§ **What is needed**: Your task is to retype each line of the data below exactly.
— Begin Record excerpts —
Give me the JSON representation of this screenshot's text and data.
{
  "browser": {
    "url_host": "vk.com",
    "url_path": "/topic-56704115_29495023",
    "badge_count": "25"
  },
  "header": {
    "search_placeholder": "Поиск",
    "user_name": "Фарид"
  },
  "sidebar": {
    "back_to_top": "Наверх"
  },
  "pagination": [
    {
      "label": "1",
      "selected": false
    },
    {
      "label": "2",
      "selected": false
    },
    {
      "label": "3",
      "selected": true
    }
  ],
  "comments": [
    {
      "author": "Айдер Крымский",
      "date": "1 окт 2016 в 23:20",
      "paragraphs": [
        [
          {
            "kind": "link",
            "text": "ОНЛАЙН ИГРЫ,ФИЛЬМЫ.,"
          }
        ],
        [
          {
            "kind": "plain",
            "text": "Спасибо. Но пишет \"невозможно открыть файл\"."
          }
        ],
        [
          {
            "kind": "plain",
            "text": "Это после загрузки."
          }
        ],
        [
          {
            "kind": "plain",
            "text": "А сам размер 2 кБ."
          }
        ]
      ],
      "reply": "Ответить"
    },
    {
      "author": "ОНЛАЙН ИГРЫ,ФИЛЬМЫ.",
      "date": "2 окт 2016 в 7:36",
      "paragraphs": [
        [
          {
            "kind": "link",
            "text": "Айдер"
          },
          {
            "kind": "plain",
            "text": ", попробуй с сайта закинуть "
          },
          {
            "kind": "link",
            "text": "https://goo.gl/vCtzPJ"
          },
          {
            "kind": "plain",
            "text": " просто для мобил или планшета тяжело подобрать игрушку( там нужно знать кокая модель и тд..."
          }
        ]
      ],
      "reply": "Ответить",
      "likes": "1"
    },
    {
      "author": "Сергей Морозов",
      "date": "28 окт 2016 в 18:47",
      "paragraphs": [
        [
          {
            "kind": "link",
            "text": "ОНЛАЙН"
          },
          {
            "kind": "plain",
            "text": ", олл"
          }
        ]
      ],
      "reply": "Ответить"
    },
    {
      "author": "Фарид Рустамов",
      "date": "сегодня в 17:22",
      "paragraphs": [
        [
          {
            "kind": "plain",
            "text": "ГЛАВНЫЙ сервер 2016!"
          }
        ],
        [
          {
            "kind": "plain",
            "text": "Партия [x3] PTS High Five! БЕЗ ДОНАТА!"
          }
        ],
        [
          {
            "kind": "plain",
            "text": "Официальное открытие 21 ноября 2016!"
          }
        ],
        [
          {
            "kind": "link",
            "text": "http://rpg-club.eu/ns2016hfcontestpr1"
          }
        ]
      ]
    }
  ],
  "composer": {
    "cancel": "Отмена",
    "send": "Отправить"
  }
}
— End Record excerpts —
§ **The result**:
Give me the JSON representation of this screenshot's text and data.
{
  "browser": {
    "url_host": "vk.com",
    "url_path": "/topic-56704115_29495023",
    "badge_count": "25"
  },
  "header": {
    "search_placeholder": "Поиск",
    "user_name": "Фарид"
  },
  "sidebar": {
    "back_to_top": "Наверх"
  },
  "pagination": [
    {
      "label": "1",
      "selected": false
    },
    {
      "label": "2",
      "selected": false
    },
    {
      "label": "3",
      "selected": true
    }
  ],
  "comments": [
    {
      "author": "Айдер Крымский",
      "date": "1 окт 2016 в 23:20",
      "paragraphs": [
        [
          {
            "kind": "link",
            "text": "ОНЛАЙН ИГРЫ,ФИЛЬМЫ.,"
          }
        ],
        [
          {
            "kind": "plain",
            "text": "Спасибо. Но пишет \"невозможно открыть файл\"."
          }
        ],
        [
          {
            "kind": "plain",
            "text": "Это после загрузки."
          }
        ],
        [
          {
            "kind": "plain",
            "text": "А сам размер 2 кБ."
          }
        ]
      ],
      "reply": "Ответить"
    },
    {
      "author": "ОНЛАЙН ИГРЫ,ФИЛЬМЫ.",
      "date": "2 окт 2016 в 7:36",
      "paragraphs": [
        [
          {
            "kind": "link",
            "text": "Айдер"
          },
          {
            "kind": "plain",
            "text": ", попробуй с сайта закинуть "
          },
          {
            "kind": "link",
            "text": "https://goo.gl/vCtzPJ"
          },
          {
            "kind": "plain",
            "text": " просто для мобил или планшета тяжело подобрать игрушку( там нужно знать кокая модель и тд..."
          }
        ]
      ],
      "reply": "Ответить",
      "likes": "1"
    },
    {
      "author": "Сергей Морозов",
      "date": "28 окт 2016 в 18:47",
      "paragraphs": [
        [
          {
            "kind": "link",
            "text": "ОНЛАЙН"
          },
          {
            "kind": "plain",
            "text": ", олл"
          }
        ]
      ],
      "reply": "Ответить"
    },
    {
      "author": "Фарид Рустамов",
      "date": "сегодня в 17:22",
      "paragraphs": [
        [
          {
            "kind": "plain",
            "text": "ГЛАВНЫЙ сервер 2016!"
          }
        ],
        [
          {
            "kind": "plain",
            "text": "Партия [x3] PTS High Five! БЕЗ ДОНАТА!"
          }
        ],
        [
          {
            "kind": "plain",
            "text": "Официальное открытие 21 ноября 2016!"
          }
        ],
        [
          {
            "kind": "link",
            "text": "http://rpg-club.eu/ns2016hfcontestpr1"
          }
        ]
      ]
    }
  ],
  "composer": {
    "cancel": "Отмена",
    "send": "Отправить"
  }
}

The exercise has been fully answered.